--- start of Record extracts ---

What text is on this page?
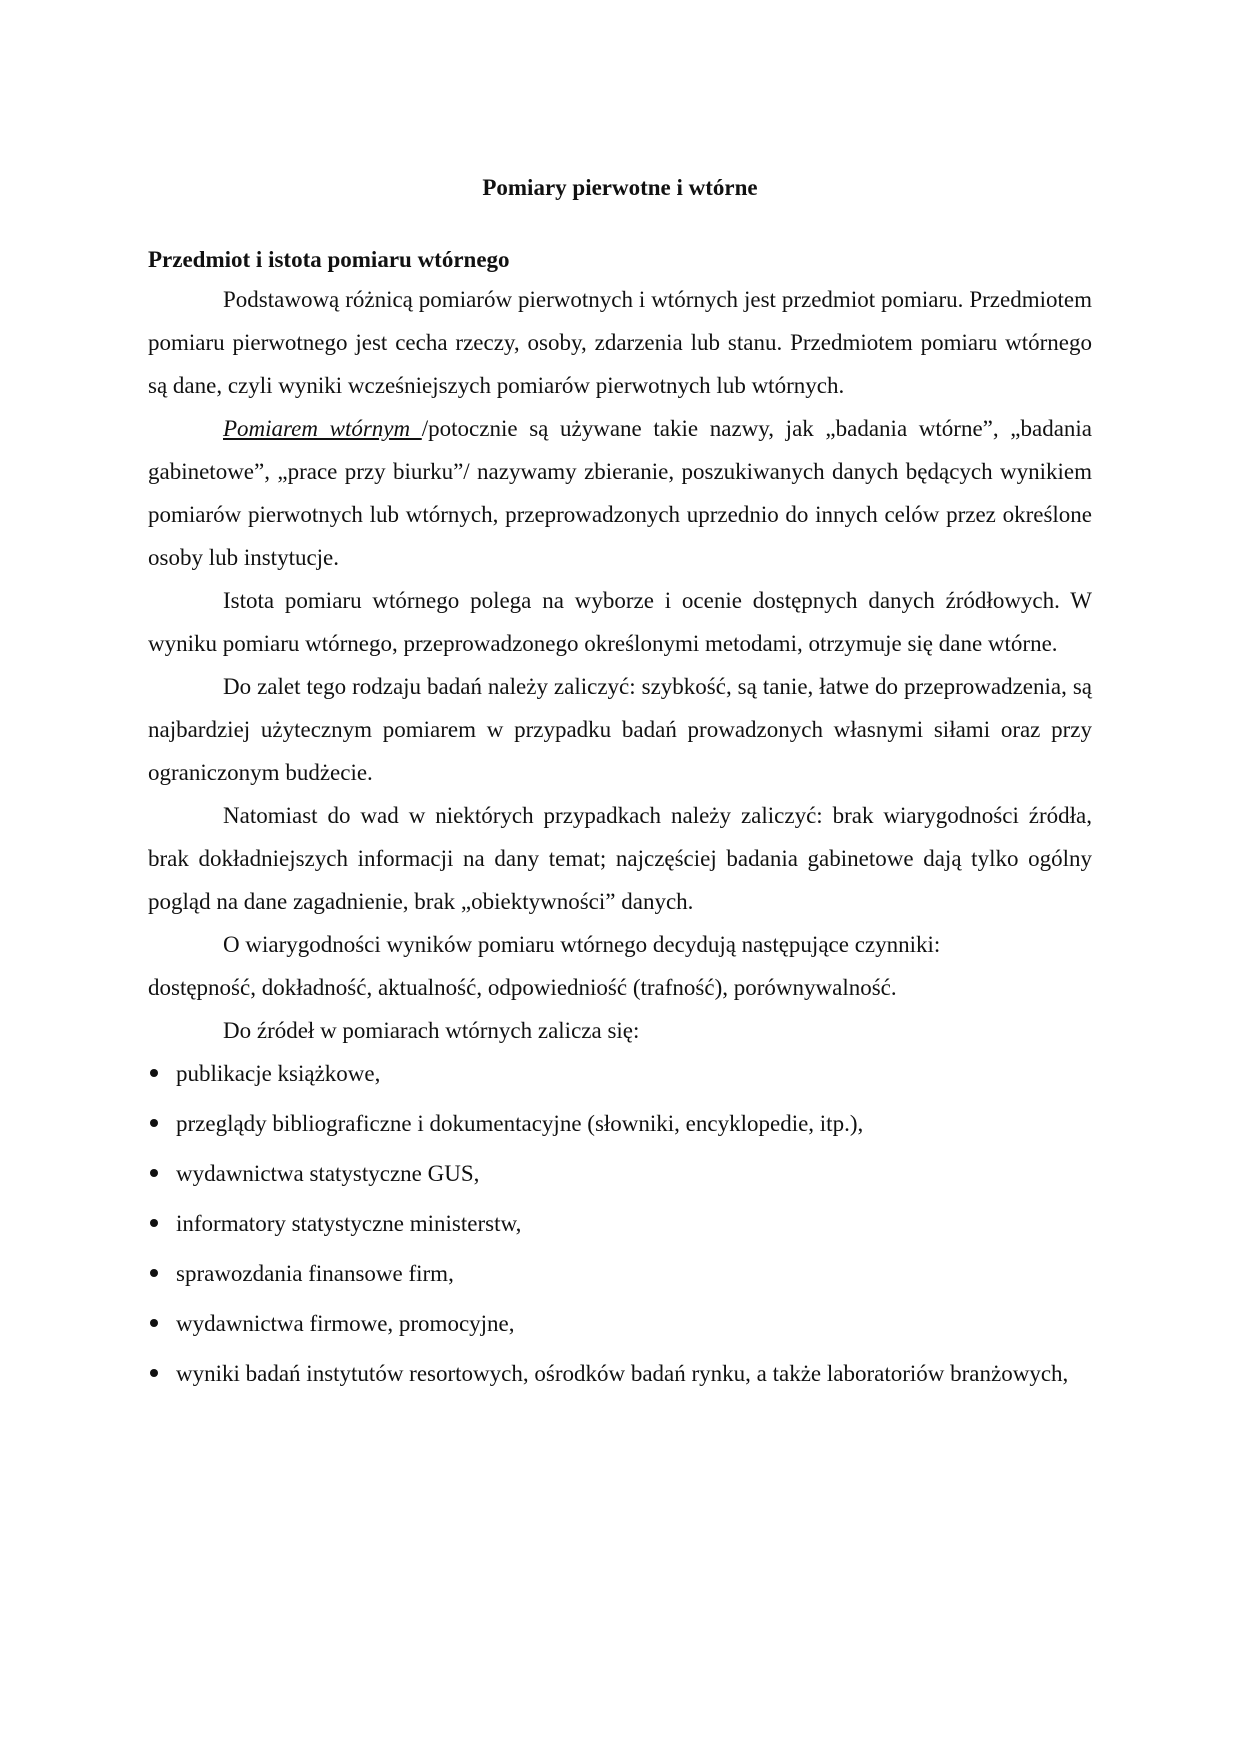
Pomiary pierwotne i wtórne

Przedmiot i istota pomiaru wtórnego

Podstawową różnicą pomiarów pierwotnych i wtórnych jest przedmiot pomiaru. Przedmiotem pomiaru pierwotnego jest cecha rzeczy, osoby, zdarzenia lub stanu. Przedmiotem pomiaru wtórnego są dane, czyli wyniki wcześniejszych pomiarów pierwotnych lub wtórnych.

Pomiarem wtórnym /potocznie są używane takie nazwy, jak „badania wtórne”, „badania gabinetowe”, „prace przy biurku”/ nazywamy zbieranie, poszukiwanych danych będących wynikiem pomiarów pierwotnych lub wtórnych, przeprowadzonych uprzednio do innych celów przez określone osoby lub instytucje.

Istota pomiaru wtórnego polega na wyborze i ocenie dostępnych danych źródłowych. W wyniku pomiaru wtórnego, przeprowadzonego określonymi metodami, otrzymuje się dane wtórne.

Do zalet tego rodzaju badań należy zaliczyć: szybkość, są tanie, łatwe do przeprowadzenia, są najbardziej użytecznym pomiarem w przypadku badań prowadzonych własnymi siłami oraz przy ograniczonym budżecie.

Natomiast do wad w niektórych przypadkach należy zaliczyć: brak wiarygodności źródła, brak dokładniejszych informacji na dany temat; najczęściej badania gabinetowe dają tylko ogólny pogląd na dane zagadnienie, brak „obiektywności” danych.

O wiarygodności wyników pomiaru wtórnego decydują następujące czynniki:

dostępność, dokładność, aktualność, odpowiedniość (trafność), porównywalność.

Do źródeł w pomiarach wtórnych zalicza się:

publikacje książkowe,
przeglądy bibliograficzne i dokumentacyjne (słowniki, encyklopedie, itp.),
wydawnictwa statystyczne GUS,
informatory statystyczne ministerstw,
sprawozdania finansowe firm,
wydawnictwa firmowe, promocyjne,
wyniki badań instytutów resortowych, ośrodków badań rynku, a także laboratoriów branżowych,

--- end of Record extracts ---

▸ **Stated goal**: From the data above, pick out each line containing "pomiarów" and copy it.

▸ **Written answer**:
Podstawową różnicą pomiarów pierwotnych i wtórnych jest przedmiot pomiaru. Przedmiotem pomiaru pierwotnego jest cecha rzeczy, osoby, zdarzenia lub stanu. Przedmiotem pomiaru wtórnego są dane, czyli wyniki wcześniejszych pomiarów pierwotnych lub wtórnych.
Pomiarem wtórnym /potocznie są używane takie nazwy, jak „badania wtórne”, „badania gabinetowe”, „prace przy biurku”/ nazywamy zbieranie, poszukiwanych danych będących wynikiem pomiarów pierwotnych lub wtórnych, przeprowadzonych uprzednio do innych celów przez określone osoby lub instytucje.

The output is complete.